Poirier v. Mass. Dep't of Corr.

Citation186 F.Supp.3d 66
Decision Date10 May 2016
Docket NumberCIVIL ACTION NO. 4:14-CV-40106-TSH
Parties Melissa J. Poirier, Plaintiff, v. Massachusetts Department of Corrections, Defendant.
CourtU.S. District Court — District of Massachusetts

Melissa J. Poirier, Millville, MA, pro se.

Daniel Gordon Cromack, Attorney General's Office, Boston, MA, for Defendant.

MEMORANDUM AND ORDER ON DEFENDANT'S MOTION FOR RECONSIDERATION (Docket No. 22)

HILLMAN, DISTRICT JUDGE.

Melissa J. Poirier (Plaintiff), pro se, brought this lawsuit against her former employer, the Massachusetts Department of Corrections (DOC or Defendant), alleging gender discrimination. The DOC moved to dismiss, on the grounds that Plaintiff's claims were untimely and barred by the doctrine of claim preclusion. This Court denied the DOC's motion. The DOC now moves for reconsideration of that decision. For the reasons set forth below, the DOC's motion for reconsideration (Docket No. 22) is granted and the DOC's motion to dismiss (Docket No. 14) is granted .

The underlying facts are set forth fully in this Court's order of February 4, 2016. (Docket No. 21.) Plaintiff was terminated from her position as a correction officer in 2005, allegedly for violating policies that prohibited personal contact with former inmates without permission from the Superintendent. She brought suit against the DOC in 2006, alleging that the policies violated the First Amendment. The case was dismissed.

__What the exercise asks__:
Pick up the court opinion in Poirier's gender discrimination suit against the Department of Correction after its last sentence and write the next part.

__Given information__:
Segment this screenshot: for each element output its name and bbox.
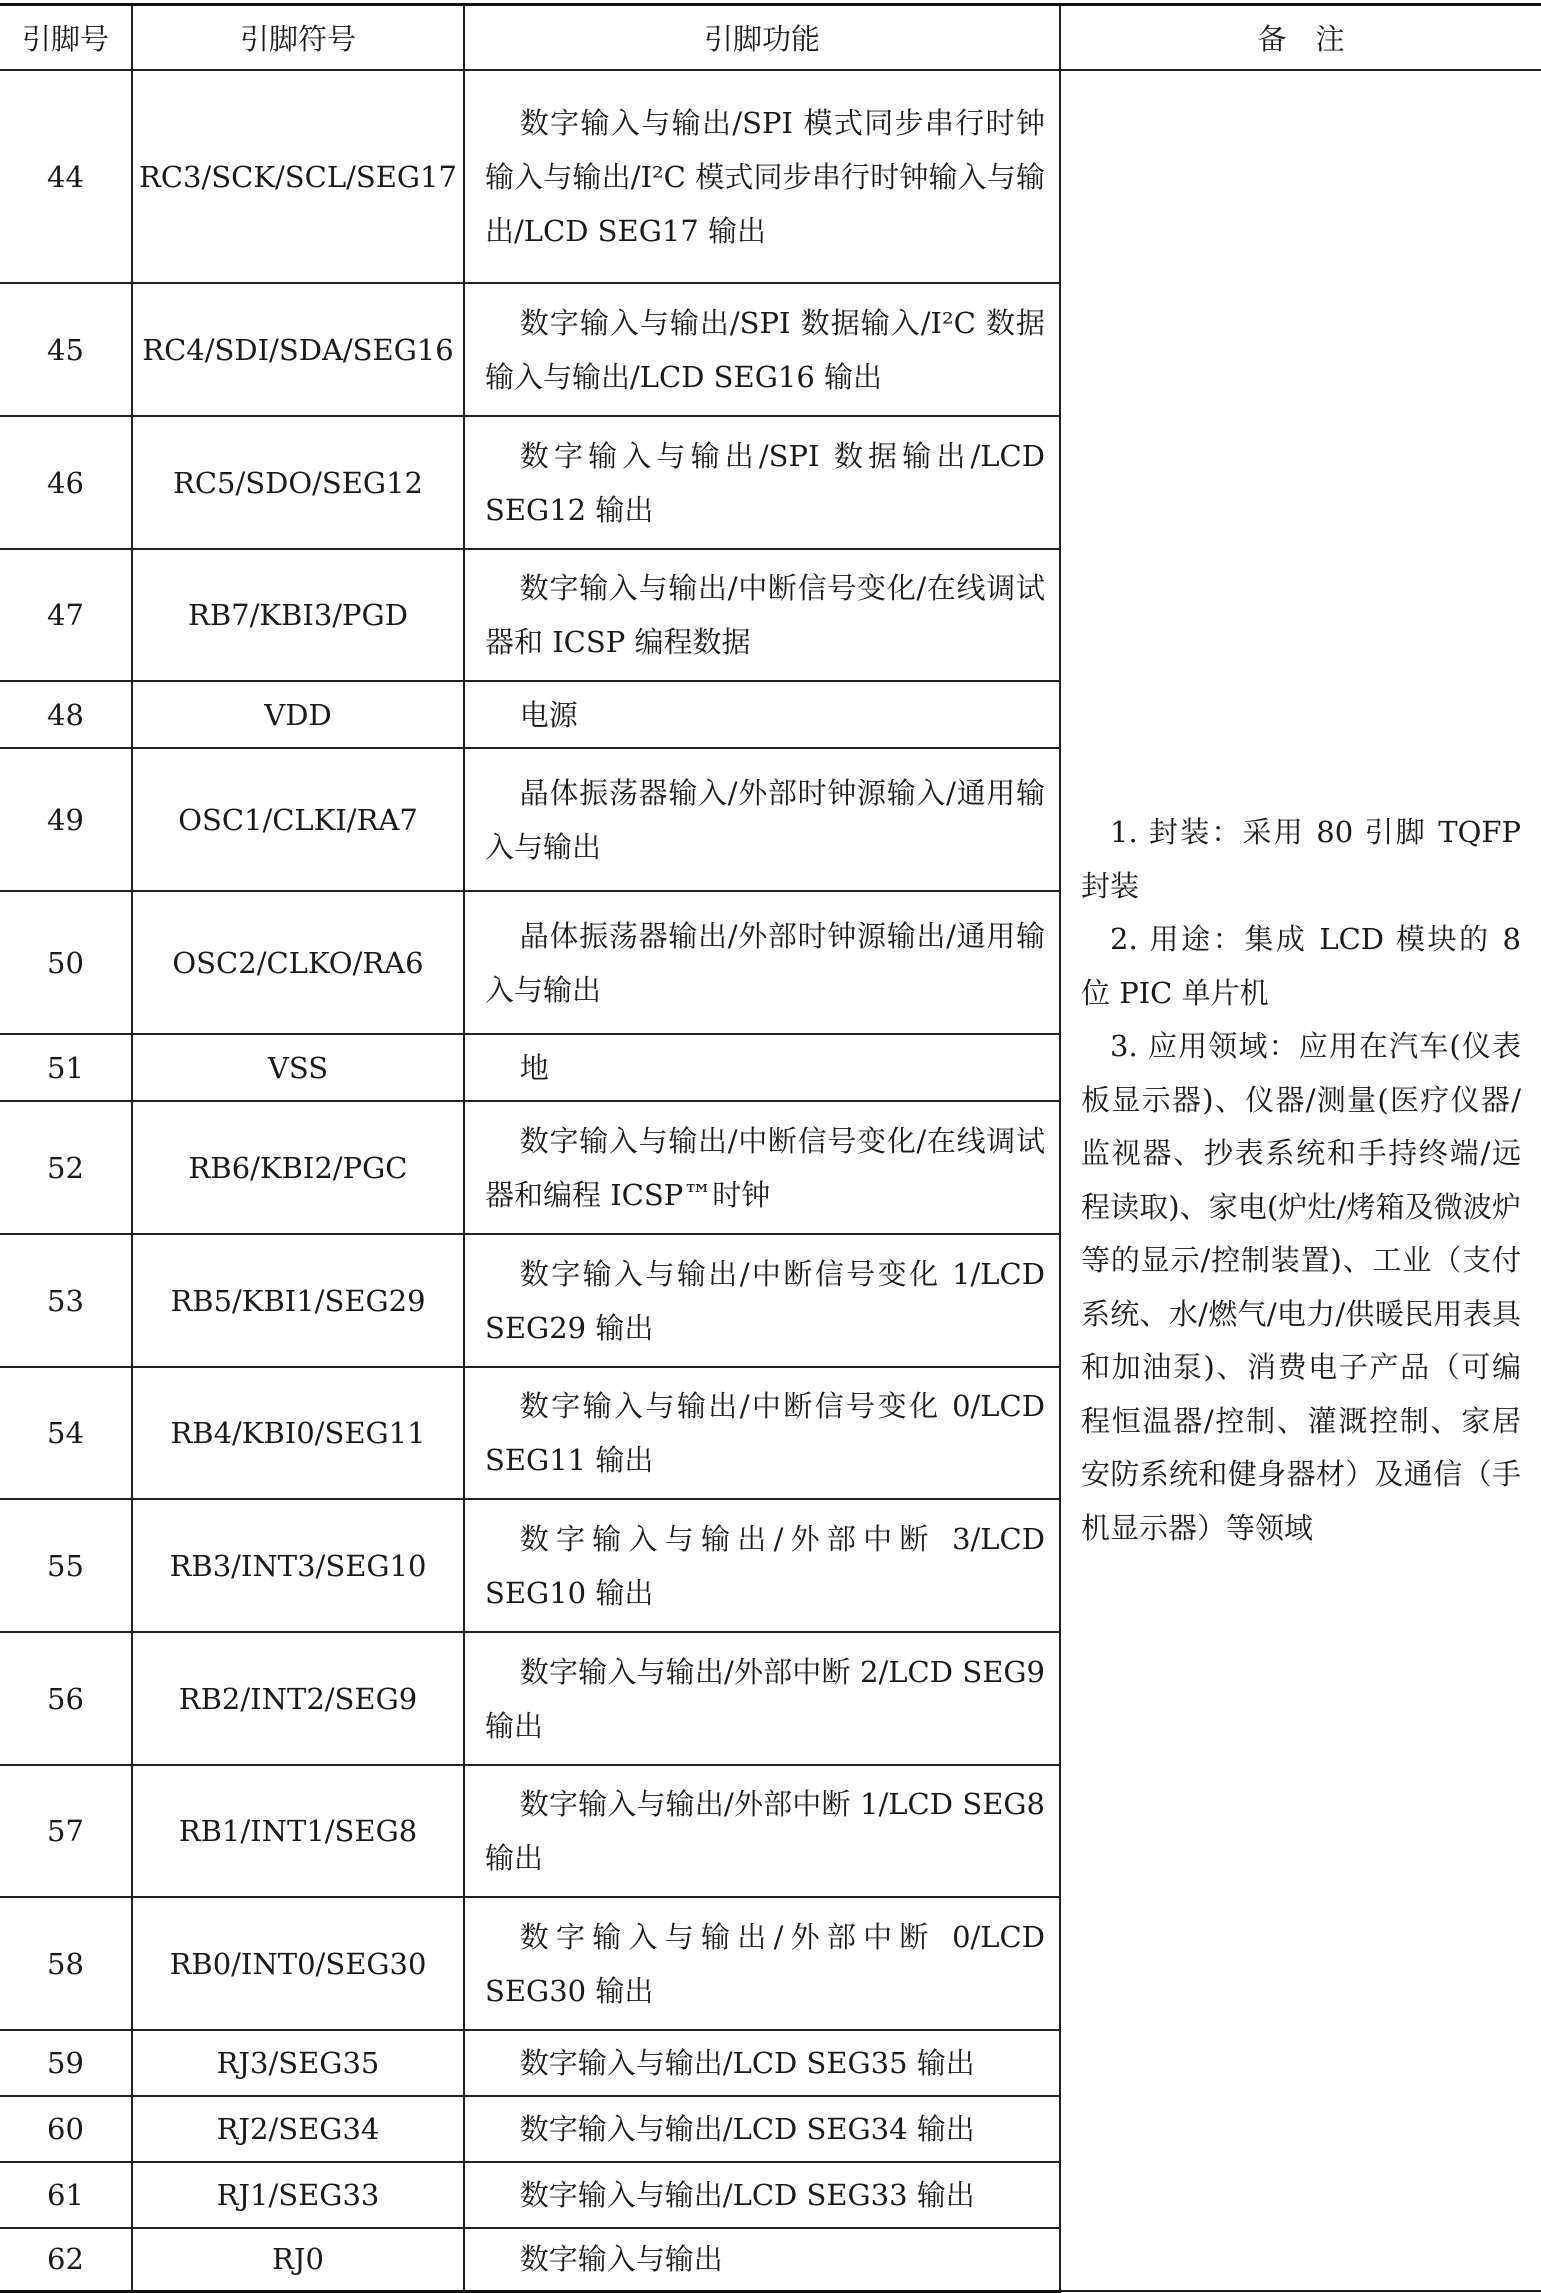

__Final answer__:
In January of 2010, four and a half years after her termination, Plaintiff had a chance encounter with a male former colleague, and he told her that he had been involved with a female inmate and had not been terminated. Less than one month after receiving this information, Plaintiff filed a gender discrimination complaint with the Massachusetts Commission Against Discrimination (MCAD). In November of 2013, without deciding whether Plaintiff's complaint was timely, the MCAD notified Plaintiff of a lack of probable cause, on the ground that Plaintiff was not similarly situated with the comparators she had used to support her claims of gender discrimination. The Equal Employment Opportunity Commission (EEOC) adopted the MCAD's findings and sent Plaintiff a right-to-sue letter. Plaintiff brought this lawsuit on August 1, 2014, which was within ninety days of receiving the letter from the EEOC.

"A court appropriately may grant a motion for reconsideration ‘where the movant shows a manifest error of law ....’ " Ruiz Rivera v. Pfizer Pharm., LLC , 521 F.3d 76, 81–82 (1st Cir.2008) (quoting Kansky v. Coca–Cola Bottling Co. of New England, 492 F.3d 54, 60 (1st Cir.2007) ). However, "a motion for reconsideration is ‘an extraordinary remedy which should be used sparingly.’ " Palmer v. Champion Mortgage , 465 F.3d 24, 30 (1st Cir.2006) (quoting 11 Charles Alan Wright, et al., Federal Practice and Procedure § 2810.1 (2d ed. 1995) ).

In my order of February 4, 2016, I denied the DOC's motion to dismiss for claim preclusion and untimeliness. After further consideration, I find that my decision on the timeliness issue was incorrect. It is on that ground only that I reverse my previous findings.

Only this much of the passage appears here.